___ Materials provided

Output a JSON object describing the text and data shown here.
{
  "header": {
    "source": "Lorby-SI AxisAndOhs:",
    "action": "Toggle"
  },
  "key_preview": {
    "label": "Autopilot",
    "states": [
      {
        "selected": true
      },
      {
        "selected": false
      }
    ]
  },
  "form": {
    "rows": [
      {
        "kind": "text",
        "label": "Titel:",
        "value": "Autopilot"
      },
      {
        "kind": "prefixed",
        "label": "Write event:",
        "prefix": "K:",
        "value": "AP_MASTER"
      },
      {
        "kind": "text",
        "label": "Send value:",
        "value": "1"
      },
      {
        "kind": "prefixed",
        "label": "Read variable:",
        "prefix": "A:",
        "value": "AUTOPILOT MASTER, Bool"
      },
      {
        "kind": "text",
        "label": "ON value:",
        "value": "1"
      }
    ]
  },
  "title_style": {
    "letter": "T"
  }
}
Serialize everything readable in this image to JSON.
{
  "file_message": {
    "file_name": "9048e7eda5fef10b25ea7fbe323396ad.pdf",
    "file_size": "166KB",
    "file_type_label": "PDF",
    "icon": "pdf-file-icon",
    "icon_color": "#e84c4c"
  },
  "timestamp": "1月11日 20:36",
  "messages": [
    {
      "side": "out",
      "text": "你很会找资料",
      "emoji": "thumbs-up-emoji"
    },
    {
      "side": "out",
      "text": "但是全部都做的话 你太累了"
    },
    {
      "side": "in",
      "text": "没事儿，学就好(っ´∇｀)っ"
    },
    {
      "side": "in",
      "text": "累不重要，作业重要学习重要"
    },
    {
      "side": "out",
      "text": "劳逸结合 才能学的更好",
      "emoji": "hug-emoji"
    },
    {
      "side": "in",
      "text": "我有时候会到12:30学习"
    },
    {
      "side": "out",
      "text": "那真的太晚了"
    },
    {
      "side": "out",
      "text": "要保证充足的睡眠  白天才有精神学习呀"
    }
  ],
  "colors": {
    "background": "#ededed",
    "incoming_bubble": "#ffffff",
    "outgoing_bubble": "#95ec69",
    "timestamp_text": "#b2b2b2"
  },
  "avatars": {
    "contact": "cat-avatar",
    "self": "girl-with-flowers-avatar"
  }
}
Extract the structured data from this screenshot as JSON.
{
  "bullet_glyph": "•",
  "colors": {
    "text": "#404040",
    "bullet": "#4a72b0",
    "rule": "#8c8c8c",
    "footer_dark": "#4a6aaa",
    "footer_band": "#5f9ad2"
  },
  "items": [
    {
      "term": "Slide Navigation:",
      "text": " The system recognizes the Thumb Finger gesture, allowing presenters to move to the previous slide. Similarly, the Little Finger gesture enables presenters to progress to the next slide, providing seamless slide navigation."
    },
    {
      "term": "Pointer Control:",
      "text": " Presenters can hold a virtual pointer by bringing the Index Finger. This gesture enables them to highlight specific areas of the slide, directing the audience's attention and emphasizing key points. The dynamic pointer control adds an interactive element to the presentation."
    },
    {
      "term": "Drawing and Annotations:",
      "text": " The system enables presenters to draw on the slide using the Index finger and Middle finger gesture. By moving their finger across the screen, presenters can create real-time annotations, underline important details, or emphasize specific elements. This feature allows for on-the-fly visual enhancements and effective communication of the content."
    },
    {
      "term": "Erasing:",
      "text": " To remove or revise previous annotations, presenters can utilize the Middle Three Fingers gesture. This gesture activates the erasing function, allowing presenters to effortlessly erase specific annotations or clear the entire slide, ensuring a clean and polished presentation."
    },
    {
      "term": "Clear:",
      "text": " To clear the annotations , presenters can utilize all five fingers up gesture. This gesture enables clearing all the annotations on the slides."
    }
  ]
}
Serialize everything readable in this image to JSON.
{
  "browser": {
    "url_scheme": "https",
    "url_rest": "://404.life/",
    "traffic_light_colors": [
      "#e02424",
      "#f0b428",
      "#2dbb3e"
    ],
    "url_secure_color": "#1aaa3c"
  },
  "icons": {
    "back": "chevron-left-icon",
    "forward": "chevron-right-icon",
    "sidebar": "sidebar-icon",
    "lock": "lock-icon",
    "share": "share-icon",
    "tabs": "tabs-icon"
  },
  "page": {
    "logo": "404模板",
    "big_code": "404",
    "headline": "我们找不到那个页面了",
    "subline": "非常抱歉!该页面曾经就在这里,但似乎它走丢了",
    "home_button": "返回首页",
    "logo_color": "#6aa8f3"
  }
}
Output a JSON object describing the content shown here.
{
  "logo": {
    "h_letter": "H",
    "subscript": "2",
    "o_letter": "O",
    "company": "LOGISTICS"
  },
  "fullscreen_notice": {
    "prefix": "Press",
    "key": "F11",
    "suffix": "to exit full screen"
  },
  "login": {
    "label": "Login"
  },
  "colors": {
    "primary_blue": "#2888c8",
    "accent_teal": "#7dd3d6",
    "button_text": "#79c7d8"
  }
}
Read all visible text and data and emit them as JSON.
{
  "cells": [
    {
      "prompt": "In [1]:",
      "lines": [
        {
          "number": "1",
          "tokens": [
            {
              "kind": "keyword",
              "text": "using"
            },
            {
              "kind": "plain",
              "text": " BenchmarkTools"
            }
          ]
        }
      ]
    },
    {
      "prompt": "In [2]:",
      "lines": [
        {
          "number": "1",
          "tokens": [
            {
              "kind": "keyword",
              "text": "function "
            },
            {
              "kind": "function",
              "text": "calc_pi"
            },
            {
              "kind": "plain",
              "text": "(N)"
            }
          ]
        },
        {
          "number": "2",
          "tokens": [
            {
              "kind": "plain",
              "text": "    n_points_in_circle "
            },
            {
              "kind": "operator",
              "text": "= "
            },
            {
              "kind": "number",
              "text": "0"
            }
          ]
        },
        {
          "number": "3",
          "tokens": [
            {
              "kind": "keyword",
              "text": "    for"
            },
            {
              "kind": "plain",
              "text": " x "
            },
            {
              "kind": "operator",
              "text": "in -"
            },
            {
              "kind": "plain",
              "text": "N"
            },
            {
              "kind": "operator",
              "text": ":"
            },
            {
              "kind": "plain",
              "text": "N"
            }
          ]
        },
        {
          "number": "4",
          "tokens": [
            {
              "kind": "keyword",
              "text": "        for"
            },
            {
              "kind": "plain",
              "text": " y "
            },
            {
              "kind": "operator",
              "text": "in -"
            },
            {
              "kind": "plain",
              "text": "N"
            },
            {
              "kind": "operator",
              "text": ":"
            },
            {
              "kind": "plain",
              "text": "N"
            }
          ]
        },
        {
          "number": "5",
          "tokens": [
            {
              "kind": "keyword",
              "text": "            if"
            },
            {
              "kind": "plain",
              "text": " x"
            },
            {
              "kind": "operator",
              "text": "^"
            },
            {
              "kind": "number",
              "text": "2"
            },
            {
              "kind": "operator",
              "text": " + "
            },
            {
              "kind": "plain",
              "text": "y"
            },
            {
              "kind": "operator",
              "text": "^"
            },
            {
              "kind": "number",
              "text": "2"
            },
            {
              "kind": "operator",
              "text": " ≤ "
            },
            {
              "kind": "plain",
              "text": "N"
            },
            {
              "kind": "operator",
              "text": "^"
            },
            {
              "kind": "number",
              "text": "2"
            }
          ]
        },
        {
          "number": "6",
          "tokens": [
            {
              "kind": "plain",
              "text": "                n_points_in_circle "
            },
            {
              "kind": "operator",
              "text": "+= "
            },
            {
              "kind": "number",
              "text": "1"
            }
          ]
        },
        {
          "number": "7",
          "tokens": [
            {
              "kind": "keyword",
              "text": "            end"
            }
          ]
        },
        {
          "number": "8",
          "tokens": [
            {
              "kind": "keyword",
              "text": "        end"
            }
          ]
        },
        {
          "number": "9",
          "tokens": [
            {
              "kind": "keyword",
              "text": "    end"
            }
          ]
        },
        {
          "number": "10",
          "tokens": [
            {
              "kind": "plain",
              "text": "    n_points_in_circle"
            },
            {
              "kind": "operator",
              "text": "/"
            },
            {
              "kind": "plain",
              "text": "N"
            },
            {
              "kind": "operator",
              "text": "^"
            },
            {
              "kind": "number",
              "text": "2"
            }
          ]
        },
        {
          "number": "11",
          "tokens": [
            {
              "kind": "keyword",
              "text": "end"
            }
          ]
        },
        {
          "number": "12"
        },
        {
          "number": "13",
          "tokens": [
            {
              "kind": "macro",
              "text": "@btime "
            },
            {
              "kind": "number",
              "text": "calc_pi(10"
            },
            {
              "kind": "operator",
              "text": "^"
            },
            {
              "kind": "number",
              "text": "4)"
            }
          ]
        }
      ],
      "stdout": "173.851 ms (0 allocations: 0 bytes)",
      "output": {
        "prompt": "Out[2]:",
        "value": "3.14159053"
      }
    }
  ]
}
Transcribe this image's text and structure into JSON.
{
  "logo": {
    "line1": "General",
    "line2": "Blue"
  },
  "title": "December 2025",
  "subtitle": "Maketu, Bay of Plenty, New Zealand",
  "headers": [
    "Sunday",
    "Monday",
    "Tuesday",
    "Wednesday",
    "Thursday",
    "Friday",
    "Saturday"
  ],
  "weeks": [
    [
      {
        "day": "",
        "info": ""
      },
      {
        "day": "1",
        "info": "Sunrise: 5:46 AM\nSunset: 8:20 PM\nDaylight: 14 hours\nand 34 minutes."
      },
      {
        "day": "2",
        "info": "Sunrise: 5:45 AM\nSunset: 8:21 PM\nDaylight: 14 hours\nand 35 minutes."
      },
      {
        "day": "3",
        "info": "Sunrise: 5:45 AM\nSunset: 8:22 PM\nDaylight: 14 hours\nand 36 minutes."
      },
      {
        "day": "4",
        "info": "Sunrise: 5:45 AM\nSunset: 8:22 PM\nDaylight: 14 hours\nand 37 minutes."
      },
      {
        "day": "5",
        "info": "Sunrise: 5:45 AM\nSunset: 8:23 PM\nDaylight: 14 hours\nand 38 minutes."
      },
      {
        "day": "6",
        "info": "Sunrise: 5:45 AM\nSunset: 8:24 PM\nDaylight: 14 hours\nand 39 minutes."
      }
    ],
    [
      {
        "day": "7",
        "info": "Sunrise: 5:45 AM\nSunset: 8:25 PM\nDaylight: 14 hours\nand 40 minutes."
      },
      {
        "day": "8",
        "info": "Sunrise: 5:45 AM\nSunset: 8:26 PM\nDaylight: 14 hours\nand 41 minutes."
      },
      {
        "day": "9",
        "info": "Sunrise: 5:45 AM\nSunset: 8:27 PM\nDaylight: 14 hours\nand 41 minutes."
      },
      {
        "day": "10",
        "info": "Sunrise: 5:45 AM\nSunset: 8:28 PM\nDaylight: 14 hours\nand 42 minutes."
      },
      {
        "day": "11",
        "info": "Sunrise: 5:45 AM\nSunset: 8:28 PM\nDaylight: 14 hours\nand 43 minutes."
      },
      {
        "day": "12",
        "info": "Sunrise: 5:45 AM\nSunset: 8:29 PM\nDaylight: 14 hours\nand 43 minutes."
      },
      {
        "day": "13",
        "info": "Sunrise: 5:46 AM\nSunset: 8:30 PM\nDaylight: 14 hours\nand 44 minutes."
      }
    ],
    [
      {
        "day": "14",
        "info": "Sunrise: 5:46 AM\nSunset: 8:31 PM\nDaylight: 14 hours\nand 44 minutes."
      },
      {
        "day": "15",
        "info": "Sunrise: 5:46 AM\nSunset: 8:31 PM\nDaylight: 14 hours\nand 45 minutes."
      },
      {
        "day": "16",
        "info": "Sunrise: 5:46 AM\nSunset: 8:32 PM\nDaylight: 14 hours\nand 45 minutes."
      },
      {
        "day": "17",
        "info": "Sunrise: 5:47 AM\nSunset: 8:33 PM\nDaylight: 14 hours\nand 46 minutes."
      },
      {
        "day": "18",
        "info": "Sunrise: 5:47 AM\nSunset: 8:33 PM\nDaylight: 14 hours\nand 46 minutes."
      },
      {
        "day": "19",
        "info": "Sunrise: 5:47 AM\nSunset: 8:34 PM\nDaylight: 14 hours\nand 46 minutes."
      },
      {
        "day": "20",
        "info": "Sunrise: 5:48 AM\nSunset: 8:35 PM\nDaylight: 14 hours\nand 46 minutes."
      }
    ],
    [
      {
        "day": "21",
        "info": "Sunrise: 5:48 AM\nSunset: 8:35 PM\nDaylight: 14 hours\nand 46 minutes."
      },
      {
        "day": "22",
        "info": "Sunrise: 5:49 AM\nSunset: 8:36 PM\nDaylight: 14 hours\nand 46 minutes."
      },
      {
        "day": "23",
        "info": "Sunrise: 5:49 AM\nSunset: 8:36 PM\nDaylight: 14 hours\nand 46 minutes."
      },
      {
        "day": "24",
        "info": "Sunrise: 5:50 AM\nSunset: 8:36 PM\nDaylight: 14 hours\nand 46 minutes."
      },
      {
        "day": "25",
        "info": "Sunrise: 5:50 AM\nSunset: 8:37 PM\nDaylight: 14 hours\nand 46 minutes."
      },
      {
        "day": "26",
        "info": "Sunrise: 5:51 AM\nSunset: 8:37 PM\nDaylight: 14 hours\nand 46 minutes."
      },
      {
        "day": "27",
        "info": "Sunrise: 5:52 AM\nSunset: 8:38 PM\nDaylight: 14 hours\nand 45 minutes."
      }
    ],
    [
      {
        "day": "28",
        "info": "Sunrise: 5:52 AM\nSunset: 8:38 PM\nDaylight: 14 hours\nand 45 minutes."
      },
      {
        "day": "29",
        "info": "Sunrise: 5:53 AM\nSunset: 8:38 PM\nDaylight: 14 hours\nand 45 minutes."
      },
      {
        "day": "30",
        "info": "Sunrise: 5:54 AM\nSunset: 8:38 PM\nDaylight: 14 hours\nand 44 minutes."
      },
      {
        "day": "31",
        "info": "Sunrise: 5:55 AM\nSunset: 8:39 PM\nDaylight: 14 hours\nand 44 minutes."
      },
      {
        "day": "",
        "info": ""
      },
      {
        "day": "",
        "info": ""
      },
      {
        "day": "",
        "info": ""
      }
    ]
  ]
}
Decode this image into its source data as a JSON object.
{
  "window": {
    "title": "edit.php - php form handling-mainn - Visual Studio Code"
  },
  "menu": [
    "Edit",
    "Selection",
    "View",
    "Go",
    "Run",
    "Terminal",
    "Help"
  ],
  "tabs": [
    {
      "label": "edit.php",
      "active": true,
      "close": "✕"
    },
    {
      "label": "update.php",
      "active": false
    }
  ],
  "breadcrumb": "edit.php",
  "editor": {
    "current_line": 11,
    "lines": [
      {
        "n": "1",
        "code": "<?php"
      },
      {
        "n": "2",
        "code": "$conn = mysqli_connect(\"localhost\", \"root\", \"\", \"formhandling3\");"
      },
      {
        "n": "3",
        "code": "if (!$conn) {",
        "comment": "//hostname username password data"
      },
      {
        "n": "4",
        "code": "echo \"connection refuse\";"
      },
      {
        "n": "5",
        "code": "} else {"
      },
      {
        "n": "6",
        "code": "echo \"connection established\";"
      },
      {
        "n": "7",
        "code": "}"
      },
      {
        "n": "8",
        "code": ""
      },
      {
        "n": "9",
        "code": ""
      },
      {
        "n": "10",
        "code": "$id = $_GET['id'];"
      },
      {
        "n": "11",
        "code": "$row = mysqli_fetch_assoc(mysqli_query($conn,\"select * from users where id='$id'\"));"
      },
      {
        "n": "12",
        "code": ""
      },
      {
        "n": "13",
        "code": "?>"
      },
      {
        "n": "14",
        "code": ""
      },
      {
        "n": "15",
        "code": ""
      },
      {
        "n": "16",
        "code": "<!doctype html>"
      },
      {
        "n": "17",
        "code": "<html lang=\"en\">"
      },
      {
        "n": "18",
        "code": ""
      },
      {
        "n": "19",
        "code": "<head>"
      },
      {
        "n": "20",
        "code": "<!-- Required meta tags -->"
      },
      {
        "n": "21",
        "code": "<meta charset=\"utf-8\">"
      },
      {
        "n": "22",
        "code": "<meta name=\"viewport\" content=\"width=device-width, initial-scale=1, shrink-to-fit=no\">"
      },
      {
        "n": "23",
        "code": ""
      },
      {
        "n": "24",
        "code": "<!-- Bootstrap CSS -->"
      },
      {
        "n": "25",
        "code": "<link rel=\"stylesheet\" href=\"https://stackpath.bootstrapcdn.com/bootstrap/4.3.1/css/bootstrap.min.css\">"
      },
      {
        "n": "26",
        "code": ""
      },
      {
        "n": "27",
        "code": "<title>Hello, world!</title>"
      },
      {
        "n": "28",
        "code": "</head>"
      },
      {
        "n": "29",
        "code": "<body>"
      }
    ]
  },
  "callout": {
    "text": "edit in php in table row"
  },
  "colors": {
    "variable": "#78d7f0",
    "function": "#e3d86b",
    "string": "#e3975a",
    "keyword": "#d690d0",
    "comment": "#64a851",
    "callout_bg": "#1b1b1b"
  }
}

______

What you will do:
Report how many lines in the entries hold the string "system". Nothing but the number is wanted.

Full response:
2